WHAT IS NEEDED: Count every line in the data below where "boughs" occurs, then state that number and nothing more.

Dataset items:
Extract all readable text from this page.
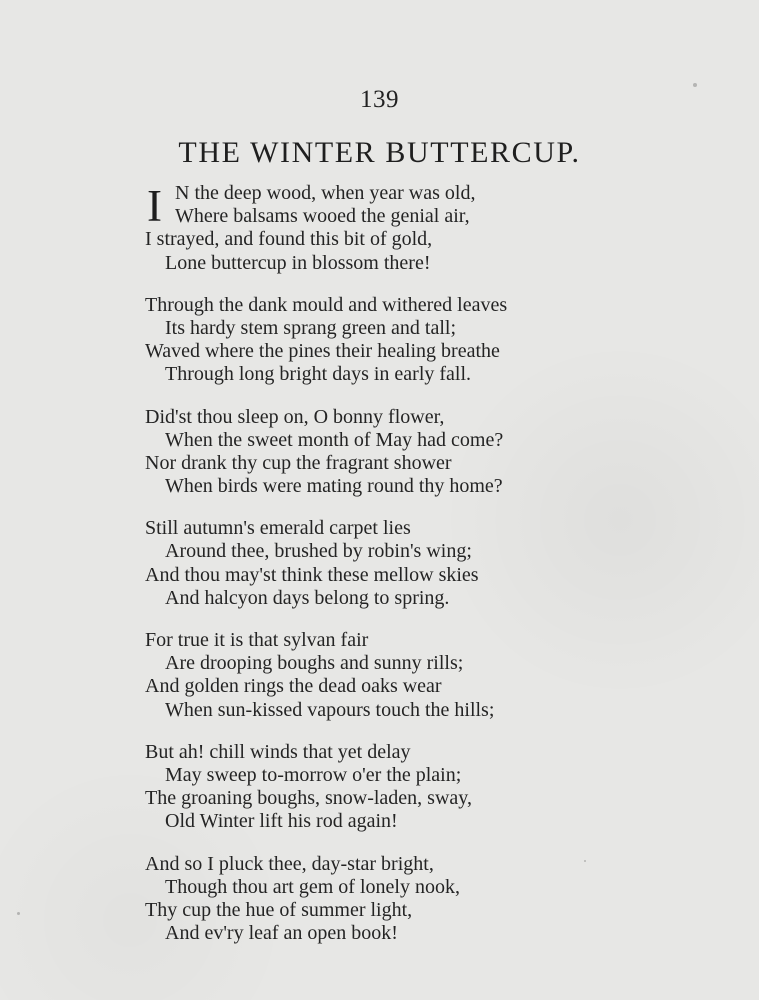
139
THE WINTER BUTTERCUP.
I N the deep wood, when year was old,
Where balsams wooed the genial air,
I strayed, and found this bit of gold,
Lone buttercup in blossom there!
Through the dank mould and withered leaves
Its hardy stem sprang green and tall;
Waved where the pines their healing breathe
Through long bright days in early fall.
Did'st thou sleep on, O bonny flower,
When the sweet month of May had come?
Nor drank thy cup the fragrant shower
When birds were mating round thy home?
Still autumn's emerald carpet lies
Around thee, brushed by robin's wing;
And thou may'st think these mellow skies
And halcyon days belong to spring.
For true it is that sylvan fair
Are drooping boughs and sunny rills;
And golden rings the dead oaks wear
When sun-kissed vapours touch the hills;
But ah! chill winds that yet delay
May sweep to-morrow o'er the plain;
The groaning boughs, snow-laden, sway,
Old Winter lift his rod again!
And so I pluck thee, day-star bright,
Though thou art gem of lonely nook,
Thy cup the hue of summer light,
And ev'ry leaf an open book!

COMPLETE ANSWER: 2